Objective: Check each line of the records below and collect those holding "panel".

Data in this exercise:
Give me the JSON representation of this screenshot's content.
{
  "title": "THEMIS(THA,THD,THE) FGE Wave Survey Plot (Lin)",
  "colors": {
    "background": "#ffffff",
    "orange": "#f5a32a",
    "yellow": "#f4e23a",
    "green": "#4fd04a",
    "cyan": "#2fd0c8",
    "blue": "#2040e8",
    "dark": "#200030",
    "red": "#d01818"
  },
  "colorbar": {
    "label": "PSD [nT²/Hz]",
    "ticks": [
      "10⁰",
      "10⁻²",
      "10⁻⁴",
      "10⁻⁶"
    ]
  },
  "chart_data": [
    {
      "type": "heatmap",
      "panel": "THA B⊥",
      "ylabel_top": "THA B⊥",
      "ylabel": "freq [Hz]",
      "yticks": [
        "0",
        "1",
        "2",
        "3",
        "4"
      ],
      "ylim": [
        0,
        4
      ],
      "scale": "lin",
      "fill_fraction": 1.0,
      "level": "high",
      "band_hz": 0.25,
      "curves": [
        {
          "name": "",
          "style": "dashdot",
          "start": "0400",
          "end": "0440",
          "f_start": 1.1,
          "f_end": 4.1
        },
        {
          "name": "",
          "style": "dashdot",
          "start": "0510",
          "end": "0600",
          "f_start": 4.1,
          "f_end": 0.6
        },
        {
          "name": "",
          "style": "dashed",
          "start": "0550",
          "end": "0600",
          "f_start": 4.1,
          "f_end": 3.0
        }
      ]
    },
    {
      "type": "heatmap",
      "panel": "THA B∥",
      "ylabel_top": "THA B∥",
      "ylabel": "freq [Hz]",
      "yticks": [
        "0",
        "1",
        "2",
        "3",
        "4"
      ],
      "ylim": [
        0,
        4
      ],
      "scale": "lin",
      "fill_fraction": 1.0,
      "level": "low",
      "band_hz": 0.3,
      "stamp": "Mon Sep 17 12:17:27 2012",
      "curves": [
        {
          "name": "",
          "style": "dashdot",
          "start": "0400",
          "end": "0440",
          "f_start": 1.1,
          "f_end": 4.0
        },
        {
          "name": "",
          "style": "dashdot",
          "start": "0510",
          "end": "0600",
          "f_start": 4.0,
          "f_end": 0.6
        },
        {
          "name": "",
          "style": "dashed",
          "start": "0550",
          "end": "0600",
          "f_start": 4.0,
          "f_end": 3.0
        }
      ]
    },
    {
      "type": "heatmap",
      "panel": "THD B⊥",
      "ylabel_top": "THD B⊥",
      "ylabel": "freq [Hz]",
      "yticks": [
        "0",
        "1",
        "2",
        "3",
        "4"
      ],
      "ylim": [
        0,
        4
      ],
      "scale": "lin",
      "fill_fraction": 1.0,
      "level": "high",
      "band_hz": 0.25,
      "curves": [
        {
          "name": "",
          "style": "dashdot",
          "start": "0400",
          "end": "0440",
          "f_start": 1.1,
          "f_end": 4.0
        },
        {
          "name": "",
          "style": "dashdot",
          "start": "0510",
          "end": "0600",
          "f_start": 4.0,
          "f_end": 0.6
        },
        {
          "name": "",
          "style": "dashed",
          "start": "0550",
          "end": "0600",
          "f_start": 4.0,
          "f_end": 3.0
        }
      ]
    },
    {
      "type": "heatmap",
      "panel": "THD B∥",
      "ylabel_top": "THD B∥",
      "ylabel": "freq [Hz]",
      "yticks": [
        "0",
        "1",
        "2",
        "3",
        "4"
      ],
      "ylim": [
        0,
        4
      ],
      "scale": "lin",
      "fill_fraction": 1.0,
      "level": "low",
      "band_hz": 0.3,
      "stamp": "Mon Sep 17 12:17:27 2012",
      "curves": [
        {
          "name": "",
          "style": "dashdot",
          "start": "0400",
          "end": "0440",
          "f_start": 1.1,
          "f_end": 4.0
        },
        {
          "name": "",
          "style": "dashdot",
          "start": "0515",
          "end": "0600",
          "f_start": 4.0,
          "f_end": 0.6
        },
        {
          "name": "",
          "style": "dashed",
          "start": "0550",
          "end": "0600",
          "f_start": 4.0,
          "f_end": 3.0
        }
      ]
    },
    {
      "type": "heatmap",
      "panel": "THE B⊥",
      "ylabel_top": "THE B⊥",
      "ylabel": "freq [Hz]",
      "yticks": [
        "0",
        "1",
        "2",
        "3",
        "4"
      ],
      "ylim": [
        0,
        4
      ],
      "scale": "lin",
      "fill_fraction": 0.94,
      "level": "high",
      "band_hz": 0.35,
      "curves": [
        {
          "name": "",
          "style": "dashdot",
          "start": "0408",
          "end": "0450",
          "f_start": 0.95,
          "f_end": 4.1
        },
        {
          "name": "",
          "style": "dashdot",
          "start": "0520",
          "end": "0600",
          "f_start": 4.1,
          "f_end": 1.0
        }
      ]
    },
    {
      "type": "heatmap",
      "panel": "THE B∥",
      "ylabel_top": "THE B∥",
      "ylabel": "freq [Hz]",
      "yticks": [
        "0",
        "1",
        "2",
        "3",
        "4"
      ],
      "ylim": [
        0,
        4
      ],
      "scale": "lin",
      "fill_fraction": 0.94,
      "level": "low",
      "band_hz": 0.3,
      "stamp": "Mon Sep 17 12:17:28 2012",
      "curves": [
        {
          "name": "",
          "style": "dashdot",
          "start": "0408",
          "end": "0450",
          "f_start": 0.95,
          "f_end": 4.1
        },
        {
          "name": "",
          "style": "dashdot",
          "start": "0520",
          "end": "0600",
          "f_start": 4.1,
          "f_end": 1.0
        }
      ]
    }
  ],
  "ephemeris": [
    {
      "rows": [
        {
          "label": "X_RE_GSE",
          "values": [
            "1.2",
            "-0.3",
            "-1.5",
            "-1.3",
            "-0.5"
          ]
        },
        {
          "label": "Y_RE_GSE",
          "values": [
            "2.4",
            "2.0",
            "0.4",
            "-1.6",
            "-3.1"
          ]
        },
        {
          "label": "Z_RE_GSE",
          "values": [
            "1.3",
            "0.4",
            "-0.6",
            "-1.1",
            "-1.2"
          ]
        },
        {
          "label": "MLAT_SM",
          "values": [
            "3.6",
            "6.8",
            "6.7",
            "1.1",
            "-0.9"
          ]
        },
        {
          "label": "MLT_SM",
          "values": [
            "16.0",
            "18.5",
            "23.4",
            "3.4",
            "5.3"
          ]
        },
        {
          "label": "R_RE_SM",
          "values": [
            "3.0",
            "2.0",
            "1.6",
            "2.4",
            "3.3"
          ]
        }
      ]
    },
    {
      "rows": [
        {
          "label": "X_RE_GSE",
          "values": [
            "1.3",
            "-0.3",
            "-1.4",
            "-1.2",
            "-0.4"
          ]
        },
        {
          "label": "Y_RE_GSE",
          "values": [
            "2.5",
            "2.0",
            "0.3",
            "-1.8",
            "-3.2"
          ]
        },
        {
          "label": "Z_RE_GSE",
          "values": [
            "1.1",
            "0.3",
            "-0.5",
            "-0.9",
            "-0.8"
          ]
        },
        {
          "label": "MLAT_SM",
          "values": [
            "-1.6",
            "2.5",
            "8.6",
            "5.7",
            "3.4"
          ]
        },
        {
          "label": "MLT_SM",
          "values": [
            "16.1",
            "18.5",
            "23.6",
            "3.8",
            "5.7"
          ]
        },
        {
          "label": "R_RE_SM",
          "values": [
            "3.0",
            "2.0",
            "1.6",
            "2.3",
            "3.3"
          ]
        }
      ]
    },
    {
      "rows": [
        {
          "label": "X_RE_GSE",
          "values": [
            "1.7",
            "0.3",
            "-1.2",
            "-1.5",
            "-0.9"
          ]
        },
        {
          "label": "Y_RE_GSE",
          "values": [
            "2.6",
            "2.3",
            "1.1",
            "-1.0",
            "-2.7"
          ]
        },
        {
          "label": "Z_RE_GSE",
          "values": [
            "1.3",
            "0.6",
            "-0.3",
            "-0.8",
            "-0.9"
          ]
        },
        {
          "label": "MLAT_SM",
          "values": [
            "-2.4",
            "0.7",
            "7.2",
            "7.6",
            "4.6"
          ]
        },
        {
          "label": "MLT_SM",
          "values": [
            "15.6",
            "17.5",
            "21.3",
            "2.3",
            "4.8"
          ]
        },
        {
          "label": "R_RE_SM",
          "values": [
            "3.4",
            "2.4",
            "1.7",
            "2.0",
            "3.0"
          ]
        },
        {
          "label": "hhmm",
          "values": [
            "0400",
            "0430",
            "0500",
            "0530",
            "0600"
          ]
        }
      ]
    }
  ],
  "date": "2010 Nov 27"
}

Response below:
      "panel": "THA B⊥",
      "panel": "THA B∥",
      "panel": "THD B⊥",
      "panel": "THD B∥",
      "panel": "THE B⊥",
      "panel": "THE B∥",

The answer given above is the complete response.